▶ [CONSIGNES ET EXIGENCES] Recopiez toutes les entrées ci-dessous telles quelles, ligne par ligne, sans rien modifier.
+++++
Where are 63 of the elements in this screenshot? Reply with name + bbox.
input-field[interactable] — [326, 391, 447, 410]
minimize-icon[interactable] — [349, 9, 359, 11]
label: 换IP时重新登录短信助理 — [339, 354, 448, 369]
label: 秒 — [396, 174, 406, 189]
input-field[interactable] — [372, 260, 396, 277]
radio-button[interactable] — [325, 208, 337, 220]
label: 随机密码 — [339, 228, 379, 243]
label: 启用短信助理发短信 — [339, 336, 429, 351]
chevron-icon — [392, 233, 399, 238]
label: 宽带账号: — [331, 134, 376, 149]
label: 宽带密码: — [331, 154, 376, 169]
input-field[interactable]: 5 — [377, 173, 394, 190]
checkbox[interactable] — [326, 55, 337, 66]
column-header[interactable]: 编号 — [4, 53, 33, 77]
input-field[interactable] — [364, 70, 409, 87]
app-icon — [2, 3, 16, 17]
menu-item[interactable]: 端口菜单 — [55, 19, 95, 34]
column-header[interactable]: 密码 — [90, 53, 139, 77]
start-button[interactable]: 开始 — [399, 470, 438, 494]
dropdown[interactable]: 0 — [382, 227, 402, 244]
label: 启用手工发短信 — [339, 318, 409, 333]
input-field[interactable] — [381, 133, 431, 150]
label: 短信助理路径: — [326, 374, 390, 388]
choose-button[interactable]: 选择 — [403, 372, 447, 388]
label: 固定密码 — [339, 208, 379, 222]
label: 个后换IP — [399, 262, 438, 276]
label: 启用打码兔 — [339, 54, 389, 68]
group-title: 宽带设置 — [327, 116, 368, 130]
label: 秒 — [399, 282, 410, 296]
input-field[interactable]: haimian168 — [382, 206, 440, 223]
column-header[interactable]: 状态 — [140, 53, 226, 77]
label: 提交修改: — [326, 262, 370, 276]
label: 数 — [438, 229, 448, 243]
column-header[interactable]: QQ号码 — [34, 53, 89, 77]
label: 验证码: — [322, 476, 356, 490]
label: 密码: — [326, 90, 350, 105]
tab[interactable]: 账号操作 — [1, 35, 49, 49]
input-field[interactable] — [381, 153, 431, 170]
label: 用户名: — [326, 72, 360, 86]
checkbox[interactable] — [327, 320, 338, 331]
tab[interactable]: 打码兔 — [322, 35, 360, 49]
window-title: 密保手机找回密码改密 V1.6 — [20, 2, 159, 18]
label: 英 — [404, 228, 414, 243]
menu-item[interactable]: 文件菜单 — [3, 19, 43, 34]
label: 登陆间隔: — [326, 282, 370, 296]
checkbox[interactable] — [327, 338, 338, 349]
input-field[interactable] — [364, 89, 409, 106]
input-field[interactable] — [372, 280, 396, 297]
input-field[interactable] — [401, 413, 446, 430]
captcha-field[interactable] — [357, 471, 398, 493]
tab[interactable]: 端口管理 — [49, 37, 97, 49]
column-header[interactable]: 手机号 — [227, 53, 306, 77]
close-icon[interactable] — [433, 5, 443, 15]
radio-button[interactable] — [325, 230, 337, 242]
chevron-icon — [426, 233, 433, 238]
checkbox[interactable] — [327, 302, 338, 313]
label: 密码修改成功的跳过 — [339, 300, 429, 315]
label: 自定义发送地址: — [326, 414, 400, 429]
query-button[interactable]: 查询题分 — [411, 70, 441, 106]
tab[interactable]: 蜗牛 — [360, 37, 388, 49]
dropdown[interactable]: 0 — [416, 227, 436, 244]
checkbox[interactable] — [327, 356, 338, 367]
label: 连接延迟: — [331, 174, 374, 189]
+++++
▶ [RÉSULTAT FINAL]
Where are 63 of the elements in this screenshot? Reply with name + bbox.
input-field[interactable] — [326, 391, 447, 410]
minimize-icon[interactable] — [349, 9, 359, 11]
label: 换IP时重新登录短信助理 — [339, 354, 448, 369]
label: 秒 — [396, 174, 406, 189]
input-field[interactable] — [372, 260, 396, 277]
radio-button[interactable] — [325, 208, 337, 220]
label: 随机密码 — [339, 228, 379, 243]
label: 启用短信助理发短信 — [339, 336, 429, 351]
chevron-icon — [392, 233, 399, 238]
label: 宽带账号: — [331, 134, 376, 149]
label: 宽带密码: — [331, 154, 376, 169]
input-field[interactable]: 5 — [377, 173, 394, 190]
checkbox[interactable] — [326, 55, 337, 66]
column-header[interactable]: 编号 — [4, 53, 33, 77]
input-field[interactable] — [364, 70, 409, 87]
app-icon — [2, 3, 16, 17]
menu-item[interactable]: 端口菜单 — [55, 19, 95, 34]
column-header[interactable]: 密码 — [90, 53, 139, 77]
start-button[interactable]: 开始 — [399, 470, 438, 494]
dropdown[interactable]: 0 — [382, 227, 402, 244]
label: 启用手工发短信 — [339, 318, 409, 333]
input-field[interactable] — [381, 133, 431, 150]
label: 短信助理路径: — [326, 374, 390, 388]
choose-button[interactable]: 选择 — [403, 372, 447, 388]
label: 固定密码 — [339, 208, 379, 222]
label: 个后换IP — [399, 262, 438, 276]
label: 启用打码兔 — [339, 54, 389, 68]
group-title: 宽带设置 — [327, 116, 368, 130]
label: 秒 — [399, 282, 410, 296]
input-field[interactable]: haimian168 — [382, 206, 440, 223]
column-header[interactable]: 状态 — [140, 53, 226, 77]
label: 提交修改: — [326, 262, 370, 276]
label: 数 — [438, 229, 448, 243]
column-header[interactable]: QQ号码 — [34, 53, 89, 77]
label: 验证码: — [322, 476, 356, 490]
label: 密码: — [326, 90, 350, 105]
tab[interactable]: 账号操作 — [1, 35, 49, 49]
input-field[interactable] — [381, 153, 431, 170]
label: 用户名: — [326, 72, 360, 86]
checkbox[interactable] — [327, 320, 338, 331]
tab[interactable]: 打码兔 — [322, 35, 360, 49]
window-title: 密保手机找回密码改密 V1.6 — [20, 2, 159, 18]
label: 英 — [404, 228, 414, 243]
menu-item[interactable]: 文件菜单 — [3, 19, 43, 34]
label: 登陆间隔: — [326, 282, 370, 296]
checkbox[interactable] — [327, 338, 338, 349]
input-field[interactable] — [364, 89, 409, 106]
input-field[interactable] — [372, 280, 396, 297]
input-field[interactable] — [401, 413, 446, 430]
captcha-field[interactable] — [357, 471, 398, 493]
tab[interactable]: 端口管理 — [49, 37, 97, 49]
column-header[interactable]: 手机号 — [227, 53, 306, 77]
close-icon[interactable] — [433, 5, 443, 15]
radio-button[interactable] — [325, 230, 337, 242]
chevron-icon — [426, 233, 433, 238]
checkbox[interactable] — [327, 302, 338, 313]
label: 密码修改成功的跳过 — [339, 300, 429, 315]
label: 自定义发送地址: — [326, 414, 400, 429]
query-button[interactable]: 查询题分 — [411, 70, 441, 106]
tab[interactable]: 蜗牛 — [360, 37, 388, 49]
dropdown[interactable]: 0 — [416, 227, 436, 244]
checkbox[interactable] — [327, 356, 338, 367]
label: 连接延迟: — [331, 174, 374, 189]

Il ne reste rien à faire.